GIVEN REQUEST —
Search the data for the word "Coordinate". Reproduce every line where it is found.

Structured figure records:
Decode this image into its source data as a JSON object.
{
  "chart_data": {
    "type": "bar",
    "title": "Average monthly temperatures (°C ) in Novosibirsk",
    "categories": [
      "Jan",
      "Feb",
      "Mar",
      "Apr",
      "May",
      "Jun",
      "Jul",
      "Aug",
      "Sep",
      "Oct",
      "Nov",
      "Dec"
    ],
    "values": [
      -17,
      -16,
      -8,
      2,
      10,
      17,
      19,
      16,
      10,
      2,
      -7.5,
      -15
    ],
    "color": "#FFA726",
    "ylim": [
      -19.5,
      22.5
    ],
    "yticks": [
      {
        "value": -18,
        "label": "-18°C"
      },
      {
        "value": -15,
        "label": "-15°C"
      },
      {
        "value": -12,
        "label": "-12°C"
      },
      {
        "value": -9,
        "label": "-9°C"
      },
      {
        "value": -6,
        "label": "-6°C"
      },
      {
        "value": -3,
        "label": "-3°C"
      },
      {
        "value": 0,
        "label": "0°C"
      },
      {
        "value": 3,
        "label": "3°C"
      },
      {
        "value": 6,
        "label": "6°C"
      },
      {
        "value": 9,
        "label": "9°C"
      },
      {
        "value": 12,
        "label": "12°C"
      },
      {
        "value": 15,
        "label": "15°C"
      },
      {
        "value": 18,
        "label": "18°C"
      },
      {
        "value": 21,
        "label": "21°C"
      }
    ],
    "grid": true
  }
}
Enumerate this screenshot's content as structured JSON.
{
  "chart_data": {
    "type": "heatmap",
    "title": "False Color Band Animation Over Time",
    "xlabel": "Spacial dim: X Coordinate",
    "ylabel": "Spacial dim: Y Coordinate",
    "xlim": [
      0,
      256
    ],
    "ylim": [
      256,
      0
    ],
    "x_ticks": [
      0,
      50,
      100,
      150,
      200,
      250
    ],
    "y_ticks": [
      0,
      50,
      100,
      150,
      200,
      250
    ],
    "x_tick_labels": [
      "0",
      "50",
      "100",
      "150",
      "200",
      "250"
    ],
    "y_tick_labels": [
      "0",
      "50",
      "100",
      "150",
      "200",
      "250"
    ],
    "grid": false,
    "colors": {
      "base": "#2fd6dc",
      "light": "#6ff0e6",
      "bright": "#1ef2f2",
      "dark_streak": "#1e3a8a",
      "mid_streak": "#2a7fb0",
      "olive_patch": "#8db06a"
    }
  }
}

SOLVED PROBLEM —
    "xlabel": "Spacial dim: X Coordinate",
    "ylabel": "Spacial dim: Y Coordinate",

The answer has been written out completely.